> **Extrait fourni**

Qui obtient 100/100 à l'écrit d'un concours ?
▶ Réponse
: Le candidat qui aura traité le plus de questions sera celui qui
obtiendra 100/100 à l'épreuve. Les autres candidats seront donc tous
noté par rapport à la meilleure prestation.
A la limite, si un problème est infaisable et ne contient que dix
questions, et si le meilleur des candidats réussit seulement à traiter
trois questions, et bien ce candidat recevra la note de 100/100 et les
autres notes seront ramenées à ces 100 points par une règle de trois. J'ai pu vérifier cette règle par moi-même, puisque j'ai eu la chance
d'obtenir 100/100 à la seconde épreuve de l'agrégation interne 1990
alors que je n'avais traité que 42% du sujet ! On le voit sur le papier
que j'ai reçu après les épreuves :

Dans la pratique, rares son ceux qui obtiennent 100/100.
Quelques candidats obtiennent de bonnes notes et se "séparent du
peloton" pour des tas de raisons : ils peuvent avoir été
particulièrement en forme ce jour-là, avoir étudié la bonne partie du
programme quelques mois avant de passer les épreuves, ou avoir
carrément traité tant de problèmes d'annales qu'ils ont ensuite
reconnus plusieurs questions déjà travaillées dans le sujet proposé, et
qu'ils ont su en profiter.
On peut penser à l'arrivée d'un peloton de cyclistes : quelques-un ont
beaucoup d'avance, mais le gros du peloton arrive au même moment, et
certains sont très distancés. C'est ce qui se passe dans un concours :
quelques candidats se démarquent, beaucoup de candidats se retrouvent
dans le peloton (en tête ou à la queue), et l'on comprend mieux
pourquoi la barre d'admissibilité est souvent placée dans un endroit
très dense (au milieu du peloton). Une seconde correction des copies situées à proximité de la barre
d'admissibilité est souvent nécessaire pour classer les candidats de
façon plus fine et savoir où se trouvera le dernier admissible.
Cette seconde correction est faite avec un barême encore plus précis,
et en cas d'égalité des notes de plusieurs copies à l'endroit sensible
du partage entre admissibles et non admissibles, certaines priorité
entrent en jeu : par exemple, on peut estimer qu'à notes égales, le
candidat qui a mieux réussi en géométrie qu'en analyse passe devant. ▶ Combien de questions doit-on traiter ? Sans
crainte de se tromper, on peut affirmer que plus le volume de questions
traitées dans un problème posé à l'écrit est important, plus la chance
d'être admissible est grande. C'est pour cette raison qu'il n'est pas mauvais d'envisager l'écrit
comme une course pour engranger des points là où on on peut les
trouver.

> **Consignes**
**1)** Répondez aux questions suivantes sur l'extrait consacré à la notation des concours :
(a) Quelle part du sujet avait été traitée à la seconde épreuve de l'agrégation interne 1990 notée 100/100 ?
(b) À quoi l'extrait compare-t-il la répartition des candidats dans un concours ?
(c) Avec quel barème la seconde correction des copies proches de la barre d'admissibilité est-elle faite ?
**2)** Restituez sous forme de liste JSON de chaînes, une chaîne par ligne et sans les lignes vides, les lignes des enregistrements allant du début de ceux-ci jusqu'à la ligne contenant "investment-text: Erat, sed", bornes comprises.

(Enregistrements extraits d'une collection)
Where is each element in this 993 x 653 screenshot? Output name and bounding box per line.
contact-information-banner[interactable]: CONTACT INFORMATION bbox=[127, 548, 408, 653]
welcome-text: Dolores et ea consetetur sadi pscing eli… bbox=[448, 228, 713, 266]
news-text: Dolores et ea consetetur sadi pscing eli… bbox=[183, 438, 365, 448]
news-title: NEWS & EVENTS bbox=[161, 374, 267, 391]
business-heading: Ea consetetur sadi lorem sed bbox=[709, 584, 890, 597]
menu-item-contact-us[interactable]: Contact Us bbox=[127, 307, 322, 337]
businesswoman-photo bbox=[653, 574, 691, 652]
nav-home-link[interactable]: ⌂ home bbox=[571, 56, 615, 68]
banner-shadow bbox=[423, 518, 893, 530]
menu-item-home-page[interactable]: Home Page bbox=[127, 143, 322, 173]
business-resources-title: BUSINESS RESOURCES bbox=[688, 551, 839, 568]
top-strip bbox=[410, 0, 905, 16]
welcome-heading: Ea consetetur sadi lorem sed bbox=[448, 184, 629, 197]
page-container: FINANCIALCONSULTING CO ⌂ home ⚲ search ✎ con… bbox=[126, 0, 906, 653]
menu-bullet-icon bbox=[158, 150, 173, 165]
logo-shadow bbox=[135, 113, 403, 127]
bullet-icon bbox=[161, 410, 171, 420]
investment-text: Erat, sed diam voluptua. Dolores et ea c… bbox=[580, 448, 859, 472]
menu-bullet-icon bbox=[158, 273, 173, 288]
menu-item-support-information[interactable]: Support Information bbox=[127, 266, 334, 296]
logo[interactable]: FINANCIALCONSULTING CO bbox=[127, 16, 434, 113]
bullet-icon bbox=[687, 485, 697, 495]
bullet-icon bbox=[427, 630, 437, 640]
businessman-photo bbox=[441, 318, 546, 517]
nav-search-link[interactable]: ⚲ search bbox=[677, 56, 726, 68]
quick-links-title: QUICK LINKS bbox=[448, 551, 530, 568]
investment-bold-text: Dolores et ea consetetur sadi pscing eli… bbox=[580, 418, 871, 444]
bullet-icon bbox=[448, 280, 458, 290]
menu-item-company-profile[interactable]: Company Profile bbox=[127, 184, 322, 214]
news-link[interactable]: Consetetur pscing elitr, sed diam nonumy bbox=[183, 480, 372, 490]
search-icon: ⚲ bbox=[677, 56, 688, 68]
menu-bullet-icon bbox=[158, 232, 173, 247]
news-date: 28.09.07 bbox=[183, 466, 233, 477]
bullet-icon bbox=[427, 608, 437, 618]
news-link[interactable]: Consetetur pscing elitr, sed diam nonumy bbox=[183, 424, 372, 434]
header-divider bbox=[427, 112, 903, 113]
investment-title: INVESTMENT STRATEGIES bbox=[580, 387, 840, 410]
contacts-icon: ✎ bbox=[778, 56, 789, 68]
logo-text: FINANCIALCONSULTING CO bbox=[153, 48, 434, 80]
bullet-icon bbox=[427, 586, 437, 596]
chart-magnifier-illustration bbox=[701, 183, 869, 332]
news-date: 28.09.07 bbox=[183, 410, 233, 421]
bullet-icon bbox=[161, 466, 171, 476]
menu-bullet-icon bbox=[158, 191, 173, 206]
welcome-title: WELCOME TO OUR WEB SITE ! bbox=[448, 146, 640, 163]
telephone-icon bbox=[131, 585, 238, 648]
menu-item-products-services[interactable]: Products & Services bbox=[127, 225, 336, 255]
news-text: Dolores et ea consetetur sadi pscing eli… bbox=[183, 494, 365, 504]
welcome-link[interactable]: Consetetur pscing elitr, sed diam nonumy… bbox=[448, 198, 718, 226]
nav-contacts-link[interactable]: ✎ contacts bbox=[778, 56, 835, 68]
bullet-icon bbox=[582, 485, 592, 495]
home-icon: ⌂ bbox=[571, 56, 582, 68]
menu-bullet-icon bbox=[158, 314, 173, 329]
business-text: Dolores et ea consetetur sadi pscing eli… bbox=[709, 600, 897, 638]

> **Réponses par consigne**
**1)**
(a) 42 % du sujet.
(b) À l'arrivée d'un peloton de cyclistes.
(c) Avec un barème encore plus précis.

**2)**
[
  "Where is each element in this 993 x 653 screenshot? Output name and bounding box per line.",
  "contact-information-banner[interactable]: CONTACT INFORMATION bbox=[127, 548, 408, 653]",
  "welcome-text: Dolores et ea consetetur sadi pscing eli… bbox=[448, 228, 713, 266]",
  "news-text: Dolores et ea consetetur sadi pscing eli… bbox=[183, 438, 365, 448]",
  "news-title: NEWS & EVENTS bbox=[161, 374, 267, 391]",
  "business-heading: Ea consetetur sadi lorem sed bbox=[709, 584, 890, 597]",
  "menu-item-contact-us[interactable]: Contact Us bbox=[127, 307, 322, 337]",
  "businesswoman-photo bbox=[653, 574, 691, 652]",
  "nav-home-link[interactable]: ⌂ home bbox=[571, 56, 615, 68]",
  "banner-shadow bbox=[423, 518, 893, 530]",
  "menu-item-home-page[interactable]: Home Page bbox=[127, 143, 322, 173]",
  "business-resources-title: BUSINESS RESOURCES bbox=[688, 551, 839, 568]",
  "top-strip bbox=[410, 0, 905, 16]",
  "welcome-heading: Ea consetetur sadi lorem sed bbox=[448, 184, 629, 197]",
  "page-container: FINANCIALCONSULTING CO ⌂ home ⚲ search ✎ con… bbox=[126, 0, 906, 653]",
  "menu-bullet-icon bbox=[158, 150, 173, 165]",
  "logo-shadow bbox=[135, 113, 403, 127]",
  "bullet-icon bbox=[161, 410, 171, 420]",
  "investment-text: Erat, sed diam voluptua. Dolores et ea c… bbox=[580, 448, 859, 472]"
]